Box coordinate listings
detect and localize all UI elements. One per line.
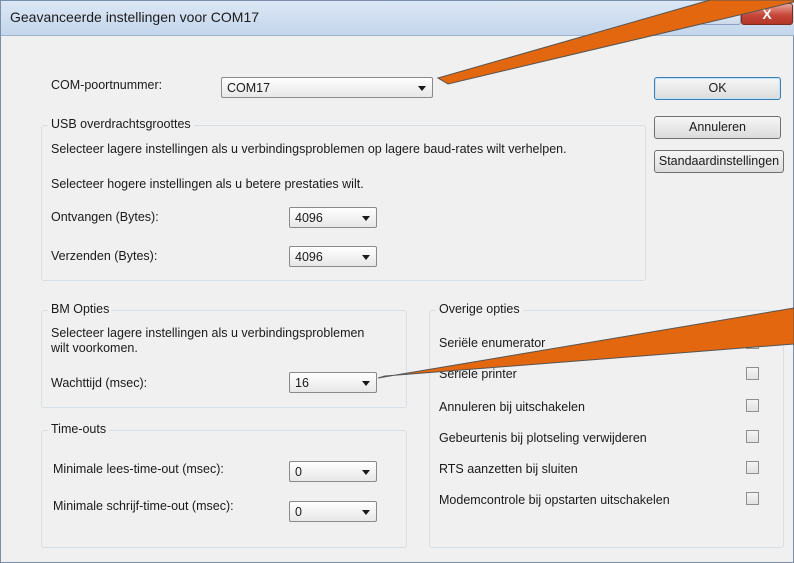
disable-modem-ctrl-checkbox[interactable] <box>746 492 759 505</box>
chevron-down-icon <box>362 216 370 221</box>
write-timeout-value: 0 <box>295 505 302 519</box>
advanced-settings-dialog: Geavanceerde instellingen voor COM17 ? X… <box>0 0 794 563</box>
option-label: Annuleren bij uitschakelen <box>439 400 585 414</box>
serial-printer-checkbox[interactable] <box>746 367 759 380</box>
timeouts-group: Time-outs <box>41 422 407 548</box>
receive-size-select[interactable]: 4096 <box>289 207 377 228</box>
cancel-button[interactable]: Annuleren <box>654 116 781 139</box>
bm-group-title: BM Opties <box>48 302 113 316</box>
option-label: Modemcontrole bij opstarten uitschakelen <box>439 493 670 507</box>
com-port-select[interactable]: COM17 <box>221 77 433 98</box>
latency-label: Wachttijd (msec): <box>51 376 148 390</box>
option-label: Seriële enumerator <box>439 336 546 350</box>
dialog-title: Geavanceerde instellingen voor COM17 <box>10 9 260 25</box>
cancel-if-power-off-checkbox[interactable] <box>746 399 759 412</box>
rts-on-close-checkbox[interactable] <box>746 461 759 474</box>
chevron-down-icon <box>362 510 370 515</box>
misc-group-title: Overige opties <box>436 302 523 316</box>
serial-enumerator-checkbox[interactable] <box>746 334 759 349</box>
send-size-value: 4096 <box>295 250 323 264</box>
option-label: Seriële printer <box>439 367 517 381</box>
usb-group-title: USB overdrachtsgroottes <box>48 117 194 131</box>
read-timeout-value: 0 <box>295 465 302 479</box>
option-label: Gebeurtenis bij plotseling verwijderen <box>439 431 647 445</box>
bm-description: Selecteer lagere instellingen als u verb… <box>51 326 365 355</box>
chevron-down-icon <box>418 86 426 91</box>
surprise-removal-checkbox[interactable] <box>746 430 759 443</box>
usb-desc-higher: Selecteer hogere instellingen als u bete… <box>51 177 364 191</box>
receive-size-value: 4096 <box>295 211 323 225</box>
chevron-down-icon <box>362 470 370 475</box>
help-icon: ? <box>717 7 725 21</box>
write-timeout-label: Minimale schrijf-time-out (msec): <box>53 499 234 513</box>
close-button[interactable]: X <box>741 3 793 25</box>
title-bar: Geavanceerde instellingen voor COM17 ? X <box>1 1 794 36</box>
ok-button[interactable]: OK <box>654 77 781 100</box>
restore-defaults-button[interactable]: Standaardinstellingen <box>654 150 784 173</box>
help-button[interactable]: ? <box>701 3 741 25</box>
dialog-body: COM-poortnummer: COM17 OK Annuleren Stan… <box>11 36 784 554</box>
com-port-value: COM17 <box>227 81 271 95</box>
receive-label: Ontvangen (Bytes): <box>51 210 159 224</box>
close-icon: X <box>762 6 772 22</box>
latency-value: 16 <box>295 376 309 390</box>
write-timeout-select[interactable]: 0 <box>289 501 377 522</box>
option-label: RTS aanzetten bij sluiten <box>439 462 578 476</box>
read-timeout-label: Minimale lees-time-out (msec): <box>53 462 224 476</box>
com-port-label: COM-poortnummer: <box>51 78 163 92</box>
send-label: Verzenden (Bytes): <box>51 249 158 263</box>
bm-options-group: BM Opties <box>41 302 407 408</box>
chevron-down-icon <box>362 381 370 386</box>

— THE EXERCISE —
Rewrite every line of the entries above as a Markdown table with the columns "Row" and "Line", numbering the rows and skipping blank lines. Leave the pictures out.

— IN RESPONSE —
| Row | Line |
|---|---|
| 1 | detect and localize all UI elements. One per line. |
| 2 | disable-modem-ctrl-checkbox[interactable] <box>746 492 759 505</box> |
| 3 | chevron-down-icon <box>362 216 370 221</box> |
| 4 | write-timeout-value: 0 <box>295 505 302 519</box> |
| 5 | advanced-settings-dialog: Geavanceerde instellingen voor COM17 ? X… <box>0 0 794 563</box> |
| 6 | option-label: Annuleren bij uitschakelen <box>439 400 585 414</box> |
| 7 | serial-printer-checkbox[interactable] <box>746 367 759 380</box> |
| 8 | timeouts-group: Time-outs <box>41 422 407 548</box> |
| 9 | receive-size-select[interactable]: 4096 <box>289 207 377 228</box> |
| 10 | cancel-button[interactable]: Annuleren <box>654 116 781 139</box> |
| 11 | bm-group-title: BM Opties <box>48 302 113 316</box> |
| 12 | option-label: Modemcontrole bij opstarten uitschakelen <box>439 493 670 507</box> |
| 13 | com-port-select[interactable]: COM17 <box>221 77 433 98</box> |
| 14 | latency-label: Wachttijd (msec): <box>51 376 148 390</box> |
| 15 | option-label: Seriële enumerator <box>439 336 546 350</box> |
| 16 | dialog-title: Geavanceerde instellingen voor COM17 <box>10 9 260 25</box> |
| 17 | cancel-if-power-off-checkbox[interactable] <box>746 399 759 412</box> |
| 18 | rts-on-close-checkbox[interactable] <box>746 461 759 474</box> |
| 19 | chevron-down-icon <box>362 510 370 515</box> |
| 20 | misc-group-title: Overige opties <box>436 302 523 316</box> |
| 21 | serial-enumerator-checkbox[interactable] <box>746 334 759 349</box> |
| 22 | send-size-value: 4096 <box>295 250 323 264</box> |
| 23 | option-label: Seriële printer <box>439 367 517 381</box> |
| 24 | usb-group-title: USB overdrachtsgroottes <box>48 117 194 131</box> |
| 25 | read-timeout-value: 0 <box>295 465 302 479</box> |
| 26 | option-label: Gebeurtenis bij plotseling verwijderen <box>439 431 647 445</box> |
| 27 | bm-description: Selecteer lagere instellingen als u verb… <box>51 326 365 355</box> |
| 28 | chevron-down-icon <box>418 86 426 91</box> |
| 29 | surprise-removal-checkbox[interactable] <box>746 430 759 443</box> |
| 30 | usb-desc-higher: Selecteer hogere instellingen als u bete… <box>51 177 364 191</box> |
| 31 | receive-size-value: 4096 <box>295 211 323 225</box> |
| 32 | chevron-down-icon <box>362 470 370 475</box> |
| 33 | help-icon: ? <box>717 7 725 21</box> |
| 34 | write-timeout-label: Minimale schrijf-time-out (msec): <box>53 499 234 513</box> |
| 35 | close-button[interactable]: X <box>741 3 793 25</box> |
| 36 | title-bar: Geavanceerde instellingen voor COM17 ? X <box>1 1 794 36</box> |
| 37 | ok-button[interactable]: OK <box>654 77 781 100</box> |
| 38 | restore-defaults-button[interactable]: Standaardinstellingen <box>654 150 784 173</box> |
| 39 | help-button[interactable]: ? <box>701 3 741 25</box> |
| 40 | dialog-body: COM-poortnummer: COM17 OK Annuleren Stan… <box>11 36 784 554</box> |
| 41 | com-port-value: COM17 <box>227 81 271 95</box> |
| 42 | receive-label: Ontvangen (Bytes): <box>51 210 159 224</box> |
| 43 | close-icon: X <box>762 6 772 22</box> |
| 44 | latency-value: 16 <box>295 376 309 390</box> |
| 45 | write-timeout-select[interactable]: 0 <box>289 501 377 522</box> |
| 46 | option-label: RTS aanzetten bij sluiten <box>439 462 578 476</box> |
| 47 | read-timeout-label: Minimale lees-time-out (msec): <box>53 462 224 476</box> |
| 48 | com-port-label: COM-poortnummer: <box>51 78 163 92</box> |
| 49 | send-label: Verzenden (Bytes): <box>51 249 158 263</box> |
| 50 | bm-options-group: BM Opties <box>41 302 407 408</box> |
| 51 | chevron-down-icon <box>362 381 370 386</box> |